TASK BRIEF: Reproduce each line of the material precisely.

** BEGIN **

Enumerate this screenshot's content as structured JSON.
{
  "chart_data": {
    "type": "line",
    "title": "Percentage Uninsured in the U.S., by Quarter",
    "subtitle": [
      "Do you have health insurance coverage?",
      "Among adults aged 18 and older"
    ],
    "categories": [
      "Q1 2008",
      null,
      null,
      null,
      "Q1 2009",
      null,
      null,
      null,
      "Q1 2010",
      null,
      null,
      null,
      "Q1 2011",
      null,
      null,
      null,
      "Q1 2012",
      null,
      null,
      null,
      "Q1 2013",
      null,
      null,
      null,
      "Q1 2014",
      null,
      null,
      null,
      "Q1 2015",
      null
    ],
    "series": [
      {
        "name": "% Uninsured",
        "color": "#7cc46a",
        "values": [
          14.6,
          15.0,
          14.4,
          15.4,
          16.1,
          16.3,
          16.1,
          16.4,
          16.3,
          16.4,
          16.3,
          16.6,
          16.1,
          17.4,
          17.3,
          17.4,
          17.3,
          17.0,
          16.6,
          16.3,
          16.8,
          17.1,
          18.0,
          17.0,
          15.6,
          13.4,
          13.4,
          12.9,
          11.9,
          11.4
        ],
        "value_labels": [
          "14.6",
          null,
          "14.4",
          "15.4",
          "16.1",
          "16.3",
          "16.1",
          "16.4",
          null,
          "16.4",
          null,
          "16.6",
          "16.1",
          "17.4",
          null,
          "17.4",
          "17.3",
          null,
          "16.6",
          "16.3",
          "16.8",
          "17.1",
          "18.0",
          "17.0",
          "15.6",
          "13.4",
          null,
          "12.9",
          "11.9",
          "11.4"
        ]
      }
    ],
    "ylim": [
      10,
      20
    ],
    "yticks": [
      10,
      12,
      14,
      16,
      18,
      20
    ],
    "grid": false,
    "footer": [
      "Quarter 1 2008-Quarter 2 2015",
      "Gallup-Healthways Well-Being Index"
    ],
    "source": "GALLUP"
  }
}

** END **

RIGHT ANSWER:
Enumerate this screenshot's content as structured JSON.
{
  "chart_data": {
    "type": "line",
    "title": "Percentage Uninsured in the U.S., by Quarter",
    "subtitle": [
      "Do you have health insurance coverage?",
      "Among adults aged 18 and older"
    ],
    "categories": [
      "Q1 2008",
      null,
      null,
      null,
      "Q1 2009",
      null,
      null,
      null,
      "Q1 2010",
      null,
      null,
      null,
      "Q1 2011",
      null,
      null,
      null,
      "Q1 2012",
      null,
      null,
      null,
      "Q1 2013",
      null,
      null,
      null,
      "Q1 2014",
      null,
      null,
      null,
      "Q1 2015",
      null
    ],
    "series": [
      {
        "name": "% Uninsured",
        "color": "#7cc46a",
        "values": [
          14.6,
          15.0,
          14.4,
          15.4,
          16.1,
          16.3,
          16.1,
          16.4,
          16.3,
          16.4,
          16.3,
          16.6,
          16.1,
          17.4,
          17.3,
          17.4,
          17.3,
          17.0,
          16.6,
          16.3,
          16.8,
          17.1,
          18.0,
          17.0,
          15.6,
          13.4,
          13.4,
          12.9,
          11.9,
          11.4
        ],
        "value_labels": [
          "14.6",
          null,
          "14.4",
          "15.4",
          "16.1",
          "16.3",
          "16.1",
          "16.4",
          null,
          "16.4",
          null,
          "16.6",
          "16.1",
          "17.4",
          null,
          "17.4",
          "17.3",
          null,
          "16.6",
          "16.3",
          "16.8",
          "17.1",
          "18.0",
          "17.0",
          "15.6",
          "13.4",
          null,
          "12.9",
          "11.9",
          "11.4"
        ]
      }
    ],
    "ylim": [
      10,
      20
    ],
    "yticks": [
      10,
      12,
      14,
      16,
      18,
      20
    ],
    "grid": false,
    "footer": [
      "Quarter 1 2008-Quarter 2 2015",
      "Gallup-Healthways Well-Being Index"
    ],
    "source": "GALLUP"
  }
}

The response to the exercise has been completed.